SET TASK: Copy all lines of the listing that include the string "下列相关叙述错误的是".

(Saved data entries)
▬▬▬▬▬▬
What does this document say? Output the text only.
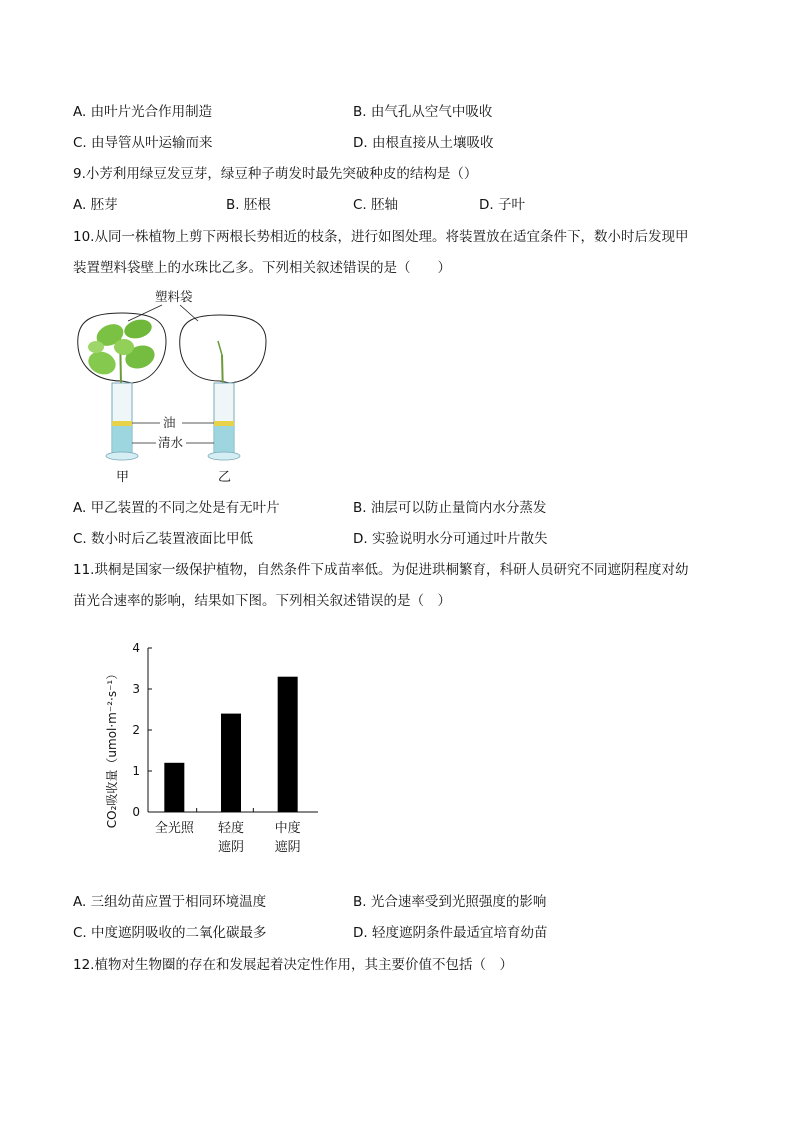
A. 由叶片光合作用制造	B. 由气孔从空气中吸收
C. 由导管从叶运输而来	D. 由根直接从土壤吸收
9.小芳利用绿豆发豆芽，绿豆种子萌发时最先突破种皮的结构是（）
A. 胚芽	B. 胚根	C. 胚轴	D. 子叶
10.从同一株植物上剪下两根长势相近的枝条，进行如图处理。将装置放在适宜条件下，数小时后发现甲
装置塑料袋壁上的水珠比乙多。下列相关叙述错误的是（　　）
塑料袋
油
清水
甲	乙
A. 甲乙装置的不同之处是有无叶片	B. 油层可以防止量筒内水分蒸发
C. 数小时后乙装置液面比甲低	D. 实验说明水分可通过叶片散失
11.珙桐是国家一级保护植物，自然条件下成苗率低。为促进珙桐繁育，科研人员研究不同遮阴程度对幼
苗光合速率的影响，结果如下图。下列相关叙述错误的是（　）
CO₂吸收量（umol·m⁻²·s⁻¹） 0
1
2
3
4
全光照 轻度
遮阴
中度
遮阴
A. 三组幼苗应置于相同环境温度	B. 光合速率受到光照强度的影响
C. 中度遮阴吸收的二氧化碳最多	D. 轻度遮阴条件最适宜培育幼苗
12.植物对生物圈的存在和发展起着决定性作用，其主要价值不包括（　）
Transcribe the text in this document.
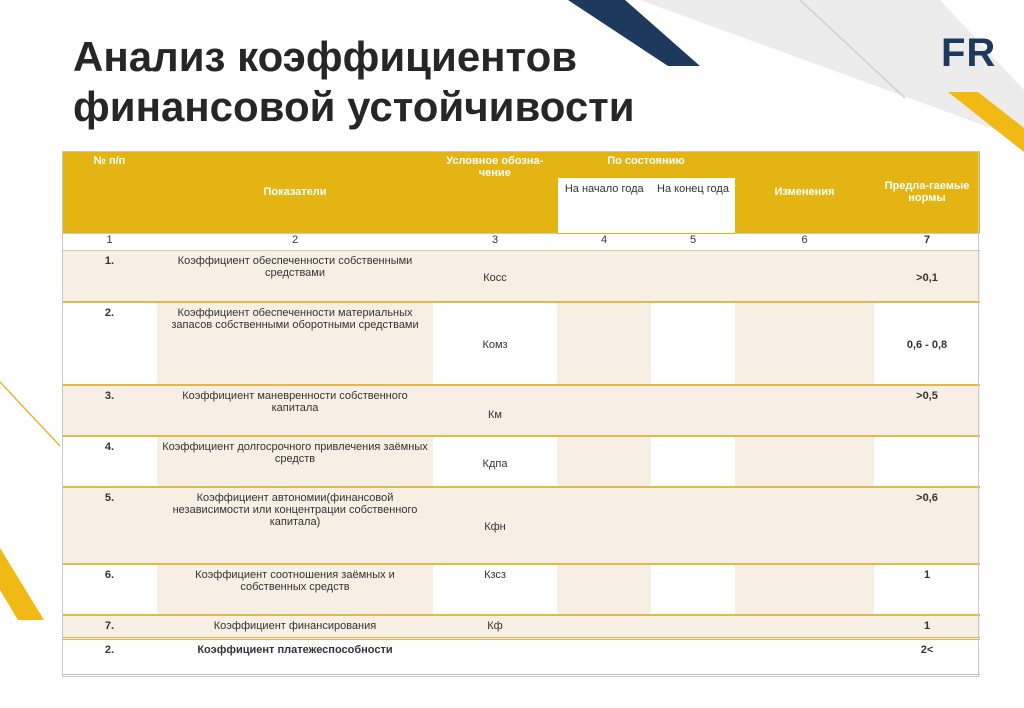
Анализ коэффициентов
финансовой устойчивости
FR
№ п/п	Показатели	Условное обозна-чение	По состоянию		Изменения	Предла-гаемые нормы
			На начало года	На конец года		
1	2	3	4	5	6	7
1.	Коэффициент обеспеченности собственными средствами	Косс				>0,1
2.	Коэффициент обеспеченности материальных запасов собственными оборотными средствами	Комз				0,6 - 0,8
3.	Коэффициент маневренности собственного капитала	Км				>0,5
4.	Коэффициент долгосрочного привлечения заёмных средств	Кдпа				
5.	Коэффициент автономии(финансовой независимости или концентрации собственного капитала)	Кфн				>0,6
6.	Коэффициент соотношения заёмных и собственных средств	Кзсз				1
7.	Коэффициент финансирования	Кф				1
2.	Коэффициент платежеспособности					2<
▬▬▬▬▬▬
THE RESPONSE:
装置塑料袋壁上的水珠比乙多。下列相关叙述错误的是（　　）
苗光合速率的影响，结果如下图。下列相关叙述错误的是（　）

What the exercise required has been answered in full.